_Problem to work on:_ Starting at the line with "Transcribe the text in this document." and stopping at the final line, retype the data below exactly; do not carry over any pictures.
── Records shown
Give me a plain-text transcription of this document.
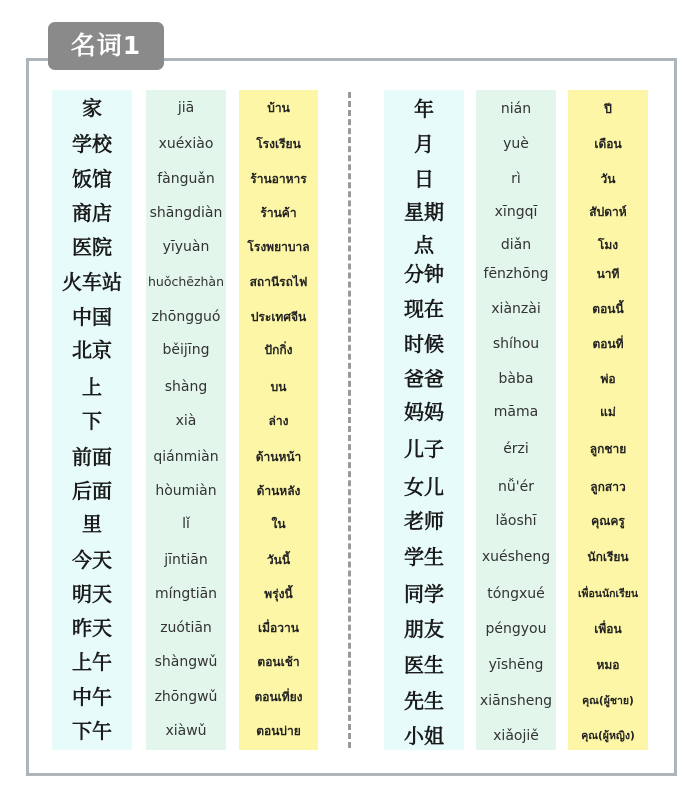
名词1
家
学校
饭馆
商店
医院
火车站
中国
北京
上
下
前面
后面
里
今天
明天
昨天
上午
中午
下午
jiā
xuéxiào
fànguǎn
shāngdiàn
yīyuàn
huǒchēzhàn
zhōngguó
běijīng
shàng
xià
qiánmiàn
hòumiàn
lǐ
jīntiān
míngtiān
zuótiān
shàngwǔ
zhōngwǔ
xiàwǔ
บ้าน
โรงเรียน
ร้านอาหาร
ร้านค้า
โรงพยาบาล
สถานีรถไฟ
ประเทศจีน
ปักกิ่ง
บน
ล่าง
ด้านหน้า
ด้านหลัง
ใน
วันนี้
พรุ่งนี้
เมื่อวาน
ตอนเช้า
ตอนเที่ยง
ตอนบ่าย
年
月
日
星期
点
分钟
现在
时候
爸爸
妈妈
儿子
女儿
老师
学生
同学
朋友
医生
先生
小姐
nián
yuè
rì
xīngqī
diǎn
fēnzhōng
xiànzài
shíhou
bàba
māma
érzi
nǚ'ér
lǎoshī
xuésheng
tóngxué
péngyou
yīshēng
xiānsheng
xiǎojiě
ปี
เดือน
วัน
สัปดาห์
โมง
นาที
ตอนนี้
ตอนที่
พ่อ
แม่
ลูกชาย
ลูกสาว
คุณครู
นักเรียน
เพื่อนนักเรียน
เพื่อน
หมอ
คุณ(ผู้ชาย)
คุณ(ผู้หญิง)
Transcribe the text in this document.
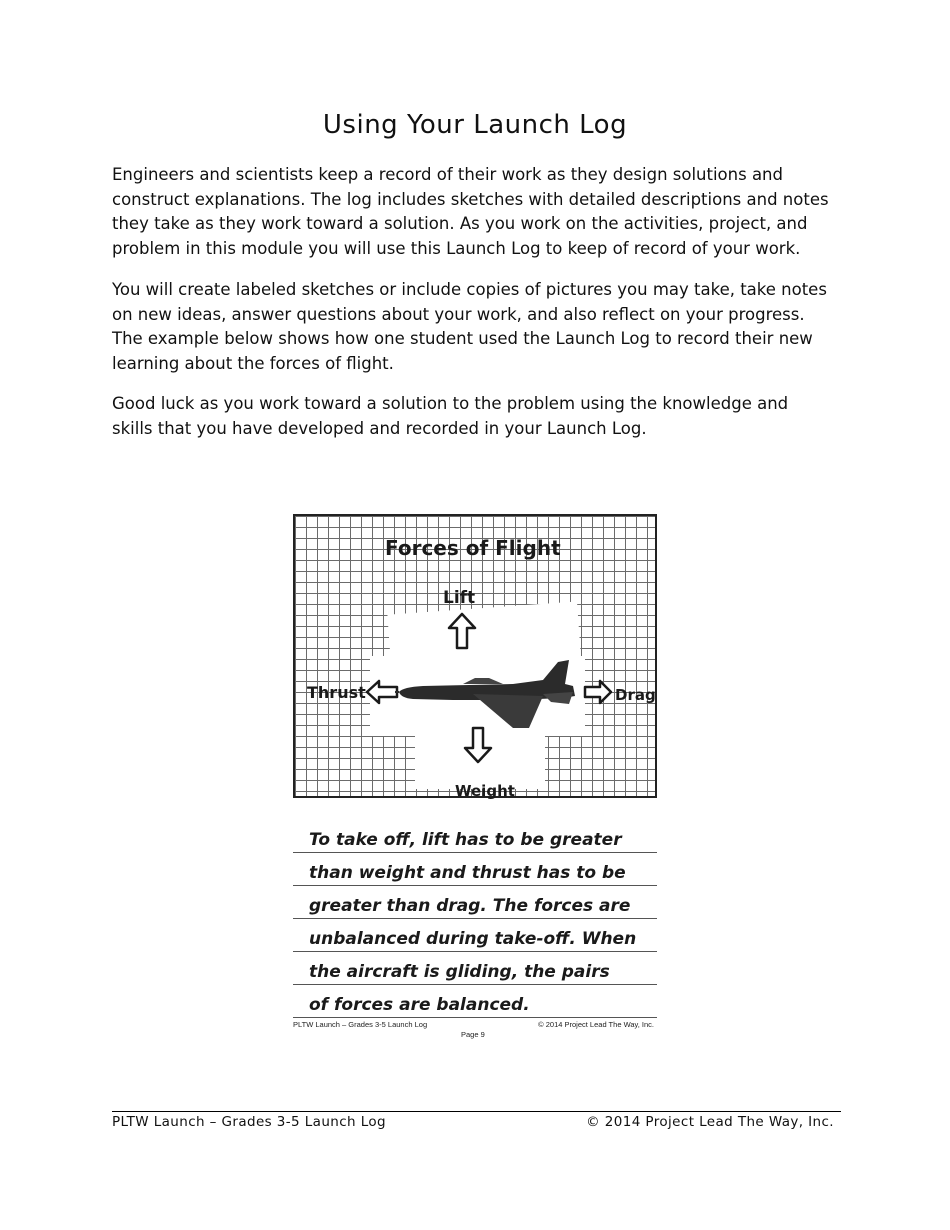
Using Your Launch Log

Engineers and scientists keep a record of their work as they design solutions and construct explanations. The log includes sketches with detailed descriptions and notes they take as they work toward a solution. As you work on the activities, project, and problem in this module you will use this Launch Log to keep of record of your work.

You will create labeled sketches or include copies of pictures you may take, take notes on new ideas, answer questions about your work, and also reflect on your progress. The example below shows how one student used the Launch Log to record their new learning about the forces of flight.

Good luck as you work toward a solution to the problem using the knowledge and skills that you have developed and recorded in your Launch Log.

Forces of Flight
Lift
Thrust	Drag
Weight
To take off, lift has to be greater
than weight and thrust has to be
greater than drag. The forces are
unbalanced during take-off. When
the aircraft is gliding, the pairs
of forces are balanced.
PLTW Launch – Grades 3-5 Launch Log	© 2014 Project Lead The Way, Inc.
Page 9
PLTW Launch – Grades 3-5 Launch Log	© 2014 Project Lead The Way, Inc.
────
_Answer for the task:_
Transcribe the text in this document.
Using Your Launch Log

Engineers and scientists keep a record of their work as they design solutions and construct explanations. The log includes sketches with detailed descriptions and notes they take as they work toward a solution. As you work on the activities, project, and problem in this module you will use this Launch Log to keep of record of your work.

You will create labeled sketches or include copies of pictures you may take, take notes on new ideas, answer questions about your work, and also reflect on your progress. The example below shows how one student used the Launch Log to record their new learning about the forces of flight.

Good luck as you work toward a solution to the problem using the knowledge and skills that you have developed and recorded in your Launch Log.

Forces of Flight
Lift
Thrust	Drag
Weight
To take off, lift has to be greater
than weight and thrust has to be
greater than drag. The forces are
unbalanced during take-off. When
the aircraft is gliding, the pairs
of forces are balanced.
PLTW Launch – Grades 3-5 Launch Log	© 2014 Project Lead The Way, Inc.
Page 9
PLTW Launch – Grades 3-5 Launch Log	© 2014 Project Lead The Way, Inc.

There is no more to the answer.